#### Stated goal
Within the records below, find each line that holds the string "JSON", then copy it.

— Start Provided material —

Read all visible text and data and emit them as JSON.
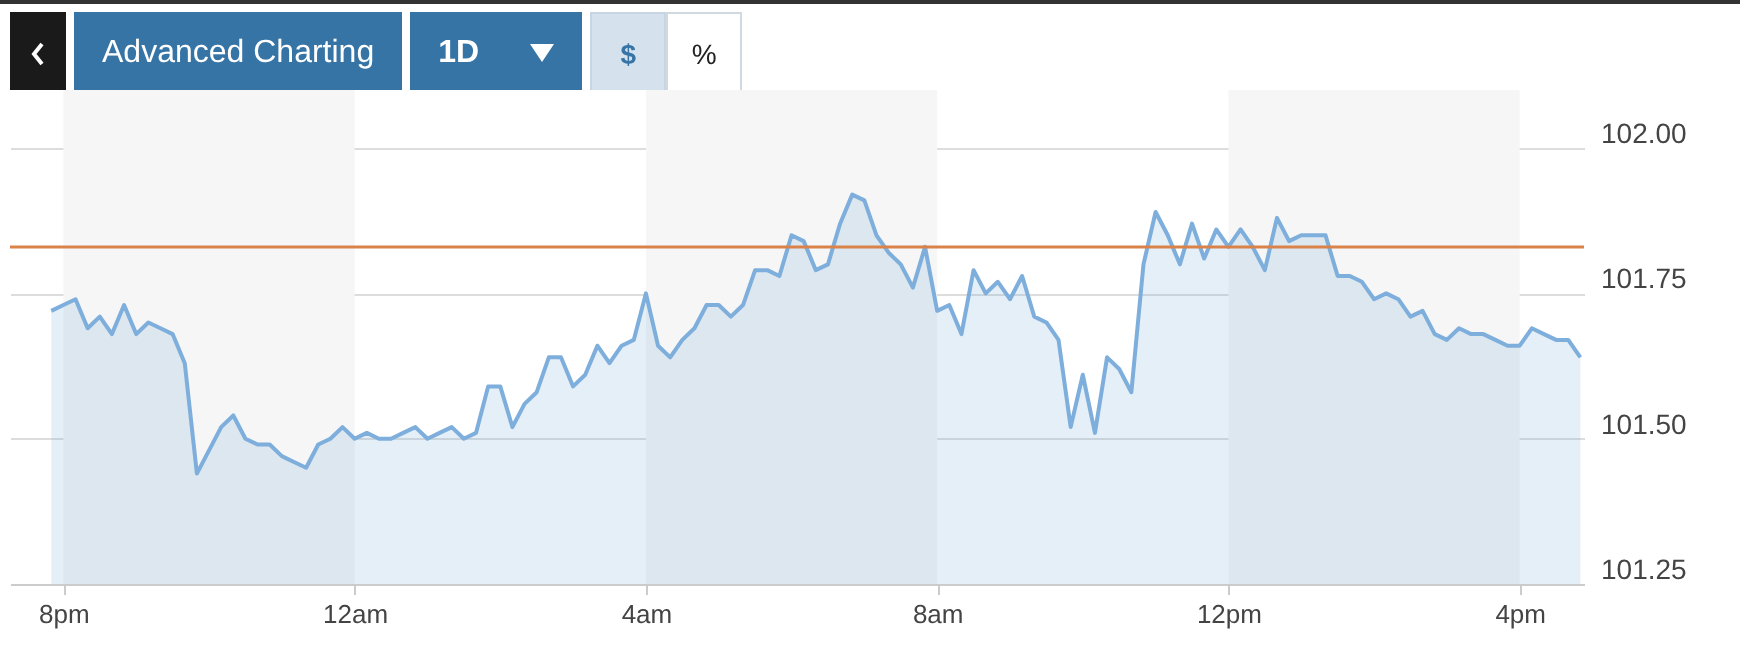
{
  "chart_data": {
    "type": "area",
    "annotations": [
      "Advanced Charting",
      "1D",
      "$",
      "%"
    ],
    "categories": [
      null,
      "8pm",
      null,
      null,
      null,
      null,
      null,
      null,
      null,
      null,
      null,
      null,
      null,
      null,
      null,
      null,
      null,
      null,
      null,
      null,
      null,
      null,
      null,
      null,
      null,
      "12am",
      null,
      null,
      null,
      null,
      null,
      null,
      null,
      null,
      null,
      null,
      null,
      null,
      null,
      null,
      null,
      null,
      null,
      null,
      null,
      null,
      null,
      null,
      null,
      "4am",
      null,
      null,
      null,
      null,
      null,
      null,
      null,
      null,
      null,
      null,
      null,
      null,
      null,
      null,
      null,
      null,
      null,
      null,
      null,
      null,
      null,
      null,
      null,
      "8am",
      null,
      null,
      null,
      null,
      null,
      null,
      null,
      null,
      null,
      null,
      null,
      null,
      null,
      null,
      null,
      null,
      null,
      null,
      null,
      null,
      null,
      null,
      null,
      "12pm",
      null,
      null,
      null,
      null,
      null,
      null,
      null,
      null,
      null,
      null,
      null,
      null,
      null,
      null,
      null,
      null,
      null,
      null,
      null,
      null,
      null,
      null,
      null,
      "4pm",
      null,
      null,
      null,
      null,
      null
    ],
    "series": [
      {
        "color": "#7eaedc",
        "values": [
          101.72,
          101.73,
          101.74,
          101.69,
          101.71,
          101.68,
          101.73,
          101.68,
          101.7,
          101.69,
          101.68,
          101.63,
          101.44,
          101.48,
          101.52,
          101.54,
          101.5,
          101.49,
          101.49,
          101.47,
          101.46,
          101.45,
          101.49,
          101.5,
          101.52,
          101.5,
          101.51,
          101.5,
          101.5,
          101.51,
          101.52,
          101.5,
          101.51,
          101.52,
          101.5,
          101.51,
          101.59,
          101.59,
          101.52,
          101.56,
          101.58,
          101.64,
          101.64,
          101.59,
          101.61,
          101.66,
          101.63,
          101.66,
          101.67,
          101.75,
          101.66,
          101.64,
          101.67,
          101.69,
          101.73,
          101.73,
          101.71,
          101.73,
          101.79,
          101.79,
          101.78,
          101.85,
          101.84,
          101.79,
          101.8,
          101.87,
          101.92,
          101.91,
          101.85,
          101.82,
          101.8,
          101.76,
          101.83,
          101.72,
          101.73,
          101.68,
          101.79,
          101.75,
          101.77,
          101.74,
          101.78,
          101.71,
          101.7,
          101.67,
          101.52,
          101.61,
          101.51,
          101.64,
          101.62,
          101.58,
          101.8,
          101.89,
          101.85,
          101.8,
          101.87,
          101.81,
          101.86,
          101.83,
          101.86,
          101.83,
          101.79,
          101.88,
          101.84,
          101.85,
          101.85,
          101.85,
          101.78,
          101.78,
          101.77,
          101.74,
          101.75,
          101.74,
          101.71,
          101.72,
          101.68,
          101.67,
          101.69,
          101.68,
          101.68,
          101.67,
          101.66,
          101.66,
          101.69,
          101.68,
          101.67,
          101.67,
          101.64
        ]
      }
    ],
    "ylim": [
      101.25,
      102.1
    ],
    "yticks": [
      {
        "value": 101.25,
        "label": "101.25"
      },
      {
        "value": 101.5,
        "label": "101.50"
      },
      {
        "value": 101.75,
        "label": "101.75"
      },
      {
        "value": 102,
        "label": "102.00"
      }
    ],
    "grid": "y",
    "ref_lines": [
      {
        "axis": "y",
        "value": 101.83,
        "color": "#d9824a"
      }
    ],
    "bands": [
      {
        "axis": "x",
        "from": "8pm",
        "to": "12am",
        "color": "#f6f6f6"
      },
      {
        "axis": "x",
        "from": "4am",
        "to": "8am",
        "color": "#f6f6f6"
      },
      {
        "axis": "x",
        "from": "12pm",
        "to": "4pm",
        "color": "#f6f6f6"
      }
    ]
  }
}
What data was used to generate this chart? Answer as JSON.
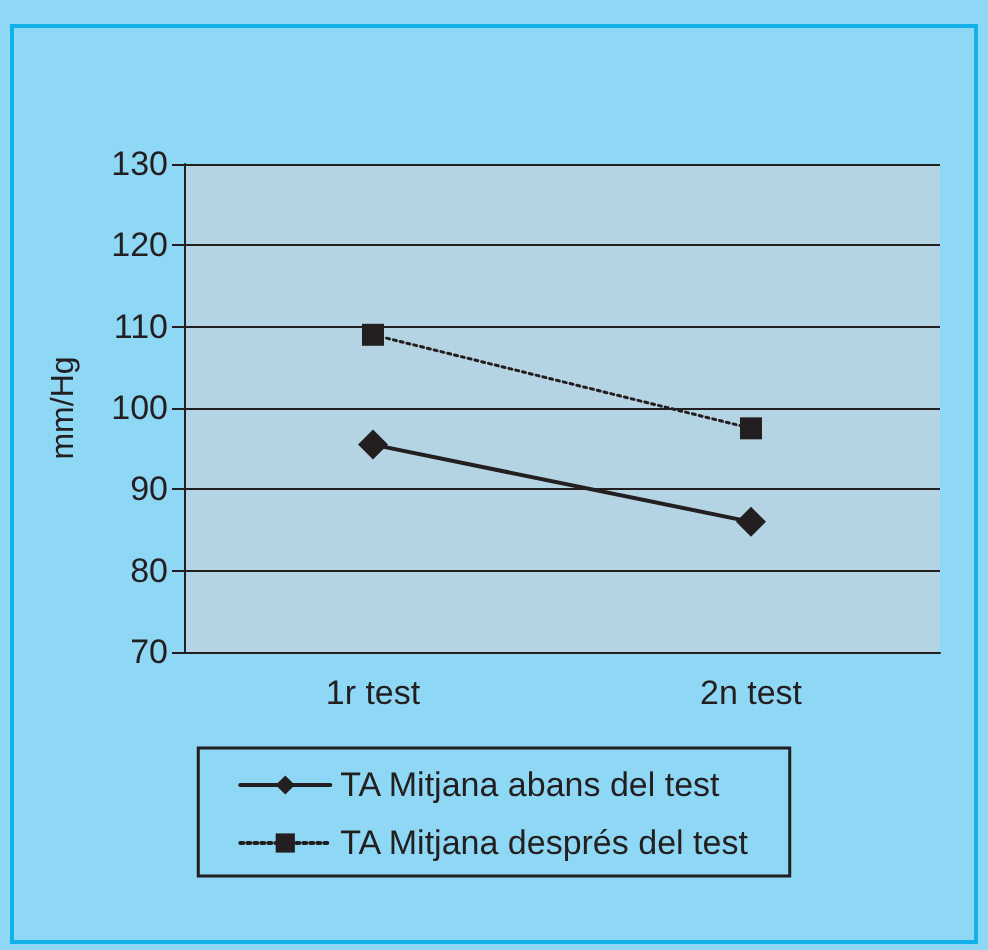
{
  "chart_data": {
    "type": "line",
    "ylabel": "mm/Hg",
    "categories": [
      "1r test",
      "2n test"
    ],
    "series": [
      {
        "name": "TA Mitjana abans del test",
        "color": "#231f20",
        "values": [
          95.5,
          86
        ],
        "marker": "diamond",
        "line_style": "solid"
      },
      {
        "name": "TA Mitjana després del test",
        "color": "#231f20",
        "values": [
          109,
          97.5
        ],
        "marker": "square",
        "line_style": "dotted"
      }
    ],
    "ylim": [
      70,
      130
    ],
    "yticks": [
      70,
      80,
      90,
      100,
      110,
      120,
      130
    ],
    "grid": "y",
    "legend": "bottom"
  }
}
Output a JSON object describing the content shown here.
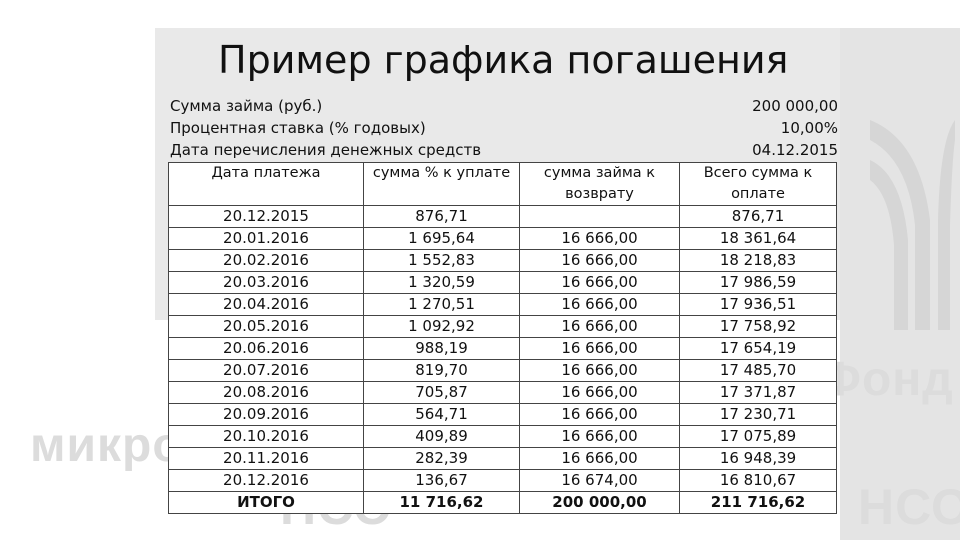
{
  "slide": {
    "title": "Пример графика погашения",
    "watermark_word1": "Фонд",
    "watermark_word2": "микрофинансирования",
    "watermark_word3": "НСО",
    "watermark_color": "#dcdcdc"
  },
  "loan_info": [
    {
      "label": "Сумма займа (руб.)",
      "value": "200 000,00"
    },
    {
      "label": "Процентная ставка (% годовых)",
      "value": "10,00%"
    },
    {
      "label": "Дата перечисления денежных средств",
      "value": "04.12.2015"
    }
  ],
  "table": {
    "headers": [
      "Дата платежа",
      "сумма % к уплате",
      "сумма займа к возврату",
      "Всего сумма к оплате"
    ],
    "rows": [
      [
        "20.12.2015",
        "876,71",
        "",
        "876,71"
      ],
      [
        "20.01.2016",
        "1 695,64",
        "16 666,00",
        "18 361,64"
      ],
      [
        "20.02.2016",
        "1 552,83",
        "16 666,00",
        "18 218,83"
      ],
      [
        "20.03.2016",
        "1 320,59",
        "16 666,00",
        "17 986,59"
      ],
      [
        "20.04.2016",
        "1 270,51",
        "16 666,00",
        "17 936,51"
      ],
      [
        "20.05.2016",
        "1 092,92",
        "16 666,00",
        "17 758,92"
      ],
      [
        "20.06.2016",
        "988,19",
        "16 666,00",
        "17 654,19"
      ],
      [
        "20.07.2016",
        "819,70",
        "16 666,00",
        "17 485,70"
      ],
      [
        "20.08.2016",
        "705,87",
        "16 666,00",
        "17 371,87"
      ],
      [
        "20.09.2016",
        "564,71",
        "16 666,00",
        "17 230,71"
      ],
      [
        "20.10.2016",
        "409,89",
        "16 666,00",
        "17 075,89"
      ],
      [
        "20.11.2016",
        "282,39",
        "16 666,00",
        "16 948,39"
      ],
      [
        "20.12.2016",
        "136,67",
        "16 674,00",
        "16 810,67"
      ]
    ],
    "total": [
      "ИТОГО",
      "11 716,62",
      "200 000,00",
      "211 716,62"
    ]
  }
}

— End Provided material —

#### Complete response
Read all visible text and data and emit them as JSON.
What data was used to generate this chart? Answer as JSON.
Output a JSON object describing the content shown here.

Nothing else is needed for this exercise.